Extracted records
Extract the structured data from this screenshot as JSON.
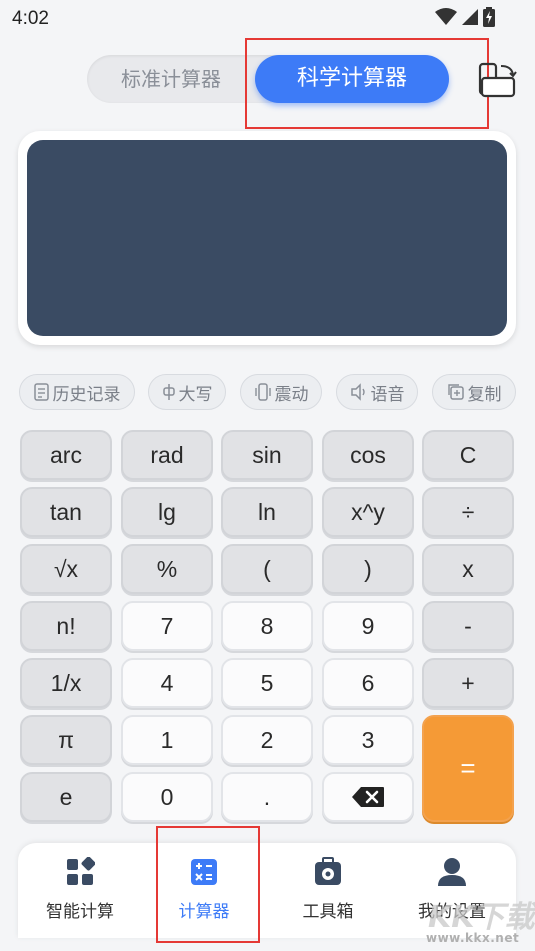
{
  "status_bar": {
    "time": "4:02",
    "icons": [
      "wifi-icon",
      "cell-signal-icon",
      "battery-charging-icon"
    ]
  },
  "mode_toggle": {
    "standard_label": "标准计算器",
    "scientific_label": "科学计算器",
    "selected": "scientific",
    "accent_color": "#3d7bf7"
  },
  "display": {
    "expression": "",
    "result": "",
    "background_color": "#3a4b63"
  },
  "chips": [
    {
      "label": "历史记录",
      "icon": "history-icon"
    },
    {
      "label": "大写",
      "icon": "uppercase-icon"
    },
    {
      "label": "震动",
      "icon": "vibrate-icon"
    },
    {
      "label": "语音",
      "icon": "speaker-icon"
    },
    {
      "label": "复制",
      "icon": "copy-icon"
    }
  ],
  "keypad": {
    "rows": [
      [
        "arc",
        "rad",
        "sin",
        "cos",
        "C"
      ],
      [
        "tan",
        "lg",
        "ln",
        "x^y",
        "÷"
      ],
      [
        "√x",
        "%",
        "(",
        ")",
        "x"
      ],
      [
        "n!",
        "7",
        "8",
        "9",
        "-"
      ],
      [
        "1/x",
        "4",
        "5",
        "6",
        "+"
      ],
      [
        "π",
        "1",
        "2",
        "3",
        "="
      ],
      [
        "e",
        "0",
        ".",
        "⌫"
      ]
    ],
    "equal_color": "#f59a36"
  },
  "bottom_nav": {
    "items": [
      {
        "label": "智能计算",
        "icon": "grid-apps-icon"
      },
      {
        "label": "计算器",
        "icon": "calculator-icon"
      },
      {
        "label": "工具箱",
        "icon": "toolbox-icon"
      },
      {
        "label": "我的设置",
        "icon": "user-icon"
      }
    ],
    "active_index": 1
  },
  "watermark": {
    "big": "KK下载",
    "small": "www.kkx.net"
  }
}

-- Task --
Set down all the entries exactly as they appear, but skip any pictures.

-- The output --
Extract the structured data from this screenshot as JSON.
{
  "status_bar": {
    "time": "4:02",
    "icons": [
      "wifi-icon",
      "cell-signal-icon",
      "battery-charging-icon"
    ]
  },
  "mode_toggle": {
    "standard_label": "标准计算器",
    "scientific_label": "科学计算器",
    "selected": "scientific",
    "accent_color": "#3d7bf7"
  },
  "display": {
    "expression": "",
    "result": "",
    "background_color": "#3a4b63"
  },
  "chips": [
    {
      "label": "历史记录",
      "icon": "history-icon"
    },
    {
      "label": "大写",
      "icon": "uppercase-icon"
    },
    {
      "label": "震动",
      "icon": "vibrate-icon"
    },
    {
      "label": "语音",
      "icon": "speaker-icon"
    },
    {
      "label": "复制",
      "icon": "copy-icon"
    }
  ],
  "keypad": {
    "rows": [
      [
        "arc",
        "rad",
        "sin",
        "cos",
        "C"
      ],
      [
        "tan",
        "lg",
        "ln",
        "x^y",
        "÷"
      ],
      [
        "√x",
        "%",
        "(",
        ")",
        "x"
      ],
      [
        "n!",
        "7",
        "8",
        "9",
        "-"
      ],
      [
        "1/x",
        "4",
        "5",
        "6",
        "+"
      ],
      [
        "π",
        "1",
        "2",
        "3",
        "="
      ],
      [
        "e",
        "0",
        ".",
        "⌫"
      ]
    ],
    "equal_color": "#f59a36"
  },
  "bottom_nav": {
    "items": [
      {
        "label": "智能计算",
        "icon": "grid-apps-icon"
      },
      {
        "label": "计算器",
        "icon": "calculator-icon"
      },
      {
        "label": "工具箱",
        "icon": "toolbox-icon"
      },
      {
        "label": "我的设置",
        "icon": "user-icon"
      }
    ],
    "active_index": 1
  },
  "watermark": {
    "big": "KK下载",
    "small": "www.kkx.net"
  }
}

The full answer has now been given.